Extracted records

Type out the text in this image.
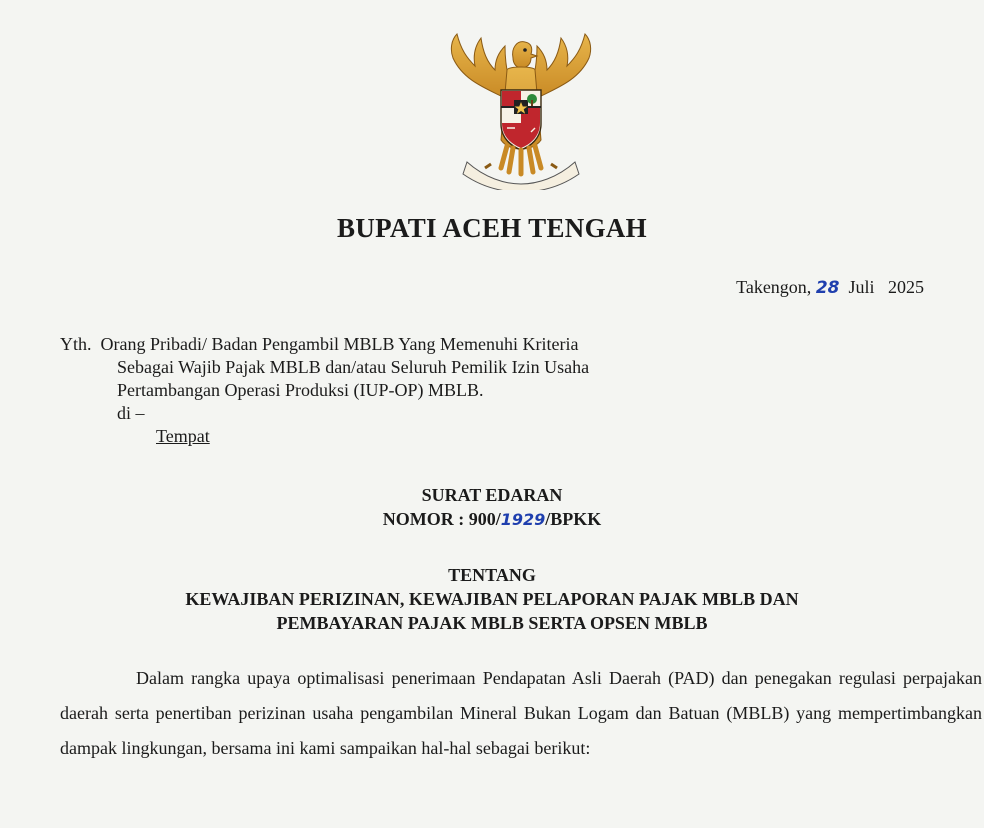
BUPATI ACEH TENGAH
Takengon, 28 Juli 2025
Yth. Orang Pribadi/ Badan Pengambil MBLB Yang Memenuhi Kriteria
Sebagai Wajib Pajak MBLB dan/atau Seluruh Pemilik Izin Usaha
Pertambangan Operasi Produksi (IUP-OP) MBLB.
di –
Tempat
SURAT EDARAN
NOMOR : 900/1929/BPKK
TENTANG
KEWAJIBAN PERIZINAN, KEWAJIBAN PELAPORAN PAJAK MBLB DAN
PEMBAYARAN PAJAK MBLB SERTA OPSEN MBLB
Dalam rangka upaya optimalisasi penerimaan Pendapatan Asli Daerah (PAD) dan penegakan regulasi perpajakan daerah serta penertiban perizinan usaha pengambilan Mineral Bukan Logam dan Batuan (MBLB) yang mempertimbangkan dampak lingkungan, bersama ini kami sampaikan hal-hal sebagai berikut:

- Requirement
State how many lines of the records above contain "MBLB", with no words besides the number.

- Written solution
6